# Do you change your own tyre when you get a flat?



## The Gift of Fish (Mar 17, 2017)




----------



## 25rides7daysaweek (Nov 20, 2017)

The Gift of Fish said:


> View attachment 624410


I dont really see much of a choice
I suppose you could wait for someone 
to come and do it for you
That would take more time than 
doing it yourself and probably getting it 
fixed and/or repaired though


----------



## TomTheAnt (Jan 1, 2019)

I let other people touch my vehicles as little as possible, so if I get a flat, I will be the one changing it. If my wife has the same happen, it's usually me who will do it for her, too. If I'm too far or can't get to her, it will have to be AAA.


----------



## Soldiering (Jan 21, 2019)

Over a 20k plus RS career, I've changed the tire Nascar style with the pax buns in the seat at least a half dozen times. They all were very cool with it.


----------



## UberBastid (Oct 1, 2016)

That's what AAA is for.
Usually within 15 minutes.


----------



## losiglow (Dec 4, 2018)

I'm with TomTheAnt_._ I don't like other people messing with my car. I didn't even take the offer from the dealership for 2 free oil changes after I bought the car.


----------



## Fromstartofinish (Oct 2, 2021)

The Gift of Fish said:


> View attachment 624410


Yes , well unless the flat is in sidewall , I have a $10 kit in each car I own , I plug it on spot , then fill it with mini compressor I have in each car , if unrepairable on spot , I use the spare , and yes , anyone can use a jack that comes with each car , I have a 4 way lug wrench ithat I have in each car Easier to use then factory one , I am prepared for the worst and I hope for the best , similar to life in general , being prepared will cause you less stress in life when you encounter problems as put forward by this thread .

Anyone can do this , it is just a matter of wether you WANT to do it . People in general are hesitant to do things that most are capable of doing themselves


----------



## forqalso (Jun 1, 2015)

I worried in 2015 when I bought my Cruze, because it doesn't come with a spare tire, just a compressor and fix a flat. Then, I remembered I never had a flat on the vehicle I traded for the Cruze. So, it's been over twenty years since I've changed a tire on my car. Earlier this year, I was at Ontario airport in SoCal picking up my friend and a young woman, holding her baby was standing next to her car with a flat tire . I went over and she was FaceTiming with her husband, trying her best. So, I changed it for her. I'll change a tire for a woman, but if you're a man, you have to be older and more decrepit than I before you get any free help.

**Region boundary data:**

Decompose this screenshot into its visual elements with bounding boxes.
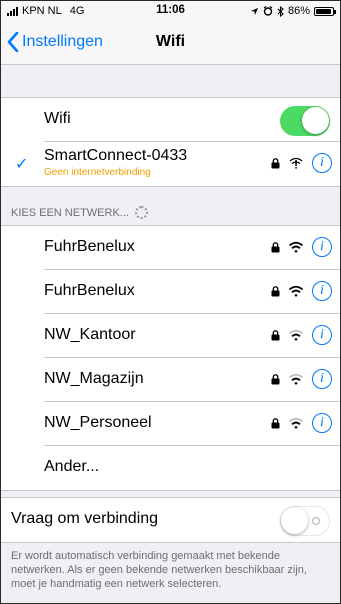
connected-network-row[interactable]: ✓ SmartConnect-0433 Geen internetverbind… bbox=[1, 142, 340, 186]
ask-to-join-row: Vraag om verbinding bbox=[1, 498, 340, 542]
info-icon[interactable]: i bbox=[312, 281, 332, 301]
other-network-label: Ander... bbox=[44, 458, 100, 475]
choose-network-label: KIES EEN NETWERK... bbox=[11, 206, 129, 219]
lock-icon bbox=[271, 329, 280, 340]
bluetooth-icon bbox=[277, 5, 284, 17]
info-icon[interactable]: i bbox=[312, 369, 332, 389]
ask-to-join-toggle[interactable] bbox=[280, 506, 330, 536]
wifi-group: Wifi ✓ SmartConnect-0433 Geen internetve… bbox=[1, 97, 340, 187]
wifi-signal-icon bbox=[288, 241, 304, 253]
wifi-toggle[interactable] bbox=[280, 106, 330, 136]
info-icon[interactable]: i bbox=[312, 325, 332, 345]
connected-network-name: SmartConnect-0433 bbox=[44, 147, 188, 164]
loading-spinner-icon bbox=[134, 206, 148, 219]
wifi-no-internet-icon bbox=[289, 157, 303, 169]
lock-icon bbox=[271, 417, 280, 428]
wifi-toggle-row: Wifi bbox=[1, 98, 340, 142]
lock-icon bbox=[271, 241, 280, 252]
location-arrow-icon bbox=[250, 7, 259, 15]
network-row[interactable]: NW_Magazijn i bbox=[1, 358, 340, 402]
network-row[interactable]: NW_Kantoor i bbox=[1, 314, 340, 358]
settings-screen: KPN NL 4G 11:06 86% Instellingen Wifi Wi… bbox=[0, 0, 341, 604]
network-row[interactable]: NW_Personeel i bbox=[1, 402, 340, 446]
alarm-icon bbox=[263, 6, 273, 16]
network-row[interactable]: FuhrBenelux i bbox=[1, 270, 340, 314]
navigation-bar: Instellingen Wifi bbox=[1, 21, 340, 65]
wifi-signal-icon bbox=[288, 417, 304, 429]
network-name: FuhrBenelux bbox=[44, 282, 135, 299]
network-name: NW_Magazijn bbox=[44, 370, 144, 387]
lock-icon bbox=[271, 373, 280, 384]
network-row[interactable]: FuhrBenelux i bbox=[1, 226, 340, 270]
network-name: NW_Personeel bbox=[44, 414, 152, 431]
status-bar: KPN NL 4G 11:06 86% bbox=[1, 1, 340, 21]
ask-to-join-label: Vraag om verbinding bbox=[11, 510, 159, 527]
networks-group: FuhrBenelux i FuhrBenelux i NW_Kantoor i bbox=[1, 225, 340, 491]
wifi-signal-icon bbox=[288, 285, 304, 297]
page-title: Wifi bbox=[155, 33, 186, 50]
battery-icon bbox=[314, 6, 336, 16]
ask-to-join-group: Vraag om verbinding bbox=[1, 497, 340, 543]
connection-status: Geen internetverbinding bbox=[44, 167, 151, 178]
info-icon[interactable]: i bbox=[312, 237, 332, 257]
wifi-toggle-label: Wifi bbox=[44, 110, 71, 127]
lock-icon bbox=[271, 157, 280, 168]
info-icon[interactable]: i bbox=[312, 413, 332, 433]
choose-network-header: KIES EEN NETWERK... bbox=[11, 206, 148, 219]
lock-icon bbox=[271, 285, 280, 296]
wifi-signal-icon bbox=[288, 373, 304, 385]
wifi-signal-icon bbox=[288, 329, 304, 341]
info-icon[interactable]: i bbox=[312, 153, 332, 173]
network-name: NW_Kantoor bbox=[44, 326, 136, 343]
network-name: FuhrBenelux bbox=[44, 238, 135, 255]
other-network-row[interactable]: Ander... bbox=[1, 446, 340, 490]
battery-percent: 86% bbox=[287, 5, 310, 17]
checkmark-icon: ✓ bbox=[15, 156, 29, 173]
ask-to-join-footer: Er wordt automatisch verbinding gemaakt … bbox=[11, 550, 307, 590]
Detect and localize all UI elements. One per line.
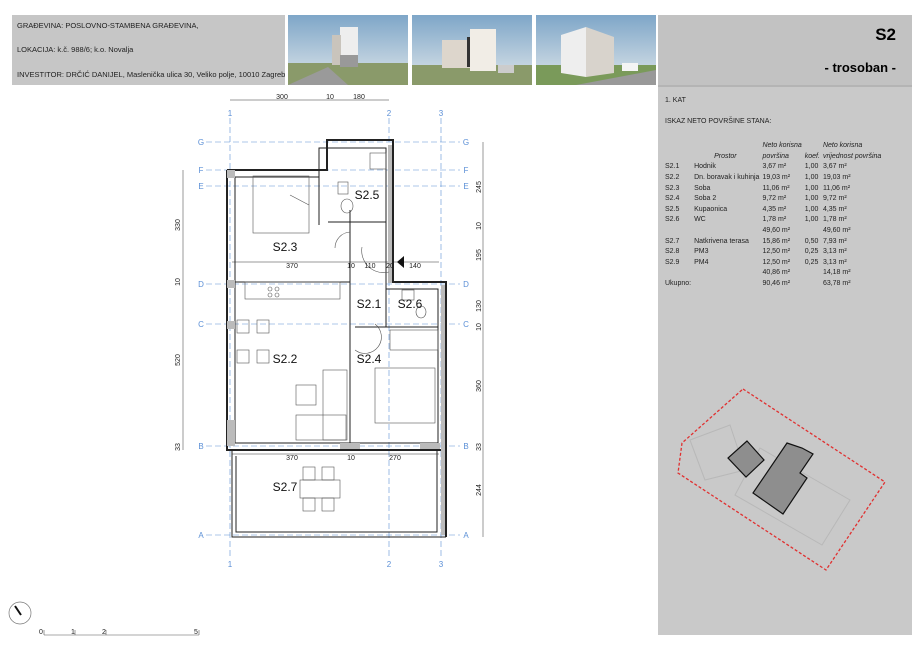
dimension-label: 330 bbox=[175, 219, 182, 231]
wall-hatch bbox=[227, 145, 445, 535]
dimension-label: 110 bbox=[364, 263, 375, 270]
scale-label: 5 bbox=[194, 629, 198, 636]
scale-label: 2 bbox=[102, 629, 106, 636]
dimension-label: 195 bbox=[476, 249, 483, 261]
axis-label-row: D bbox=[463, 280, 469, 289]
axis-label-row: C bbox=[463, 320, 469, 329]
axis-label-row: G bbox=[463, 138, 469, 147]
room-label: S2.7 bbox=[273, 480, 298, 494]
room-label: S2.2 bbox=[273, 352, 298, 366]
dimension-label: 10 bbox=[175, 278, 182, 286]
furniture bbox=[236, 152, 439, 512]
dimension-label: 180 bbox=[353, 94, 365, 101]
axis-label-row: E bbox=[198, 182, 203, 191]
axis-label-row: G bbox=[198, 138, 204, 147]
dimension-label: 10 bbox=[347, 455, 355, 462]
axis-label-row: B bbox=[463, 442, 468, 451]
drawing-sheet: GRAĐEVINA: POSLOVNO-STAMBENA GRAĐEVINA, … bbox=[0, 0, 919, 647]
axis-label-row: A bbox=[463, 531, 469, 540]
dimension-label: 300 bbox=[276, 94, 288, 101]
dimension-label: 370 bbox=[286, 263, 298, 270]
room-label: S2.6 bbox=[398, 297, 423, 311]
scale-label: 0 bbox=[39, 629, 43, 636]
axis-label-row: B bbox=[198, 442, 203, 451]
scale-label: 1 bbox=[71, 629, 75, 636]
dimension-label: 10 bbox=[476, 323, 483, 331]
dimension-label: 130 bbox=[476, 300, 483, 312]
room-label: S2.4 bbox=[357, 352, 382, 366]
dimension-label: 33 bbox=[476, 443, 483, 451]
axis-label-col: 1 bbox=[228, 109, 233, 118]
building-annex bbox=[727, 440, 765, 478]
axis-label-col: 2 bbox=[387, 109, 392, 118]
axis-label-col: 2 bbox=[387, 560, 392, 569]
axis-label-row: F bbox=[464, 166, 469, 175]
floor-plan: 112233G GF FE ED DC CB BA A S2.5S2.3S2.1… bbox=[8, 94, 886, 636]
dimension-label: 20 bbox=[386, 263, 394, 270]
room-label: S2.5 bbox=[355, 188, 380, 202]
axis-label-col: 3 bbox=[439, 109, 444, 118]
axis-label-col: 3 bbox=[439, 560, 444, 569]
dimension-label: 140 bbox=[409, 263, 421, 270]
axis-label-col: 1 bbox=[228, 560, 233, 569]
dimension-label: 520 bbox=[175, 354, 182, 366]
entrance-arrow-icon bbox=[397, 256, 404, 268]
dimension-label: 33 bbox=[175, 443, 182, 451]
dimension-label: 10 bbox=[347, 263, 355, 270]
site-plan bbox=[677, 388, 886, 571]
room-label: S2.1 bbox=[357, 297, 382, 311]
axis-label-row: A bbox=[198, 531, 204, 540]
axis-label-row: C bbox=[198, 320, 204, 329]
dimension-label: 244 bbox=[476, 484, 483, 496]
axis-label-row: D bbox=[198, 280, 204, 289]
scale-bar bbox=[43, 630, 200, 636]
building-main bbox=[752, 442, 814, 515]
walls bbox=[226, 139, 447, 538]
dimension-label: 245 bbox=[476, 181, 483, 193]
dimension-label: 360 bbox=[476, 380, 483, 392]
room-label: S2.3 bbox=[273, 240, 298, 254]
axis-label-row: E bbox=[463, 182, 468, 191]
dimension-label: 10 bbox=[476, 222, 483, 230]
grid-lines bbox=[206, 118, 460, 558]
dimension-label: 10 bbox=[326, 94, 334, 101]
dimension-label: 270 bbox=[389, 455, 401, 462]
dimension-label: 370 bbox=[286, 455, 298, 462]
axis-label-row: F bbox=[199, 166, 204, 175]
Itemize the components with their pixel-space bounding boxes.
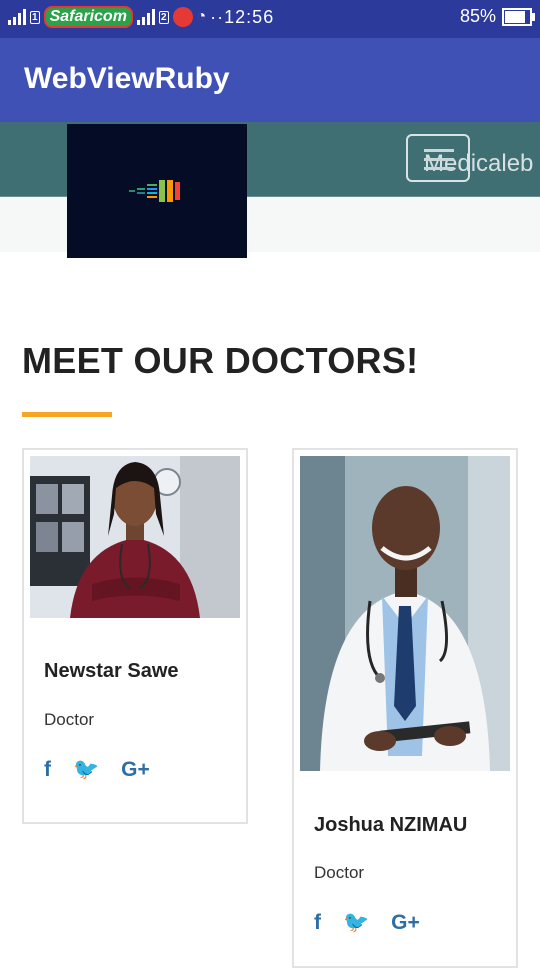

**Set task:**
Quote everything in the flat-tire thread from "## losiglow (Dec" down to "(Oct 2, 2021)".

**Response to this exercise:**
## losiglow (Dec 4, 2018)

I'm with TomTheAnt_._ I don't like other people messing with my car. I didn't even take the offer from the dealership for 2 free oil changes after I bought the car.


----------



## Fromstartofinish (Oct 2, 2021)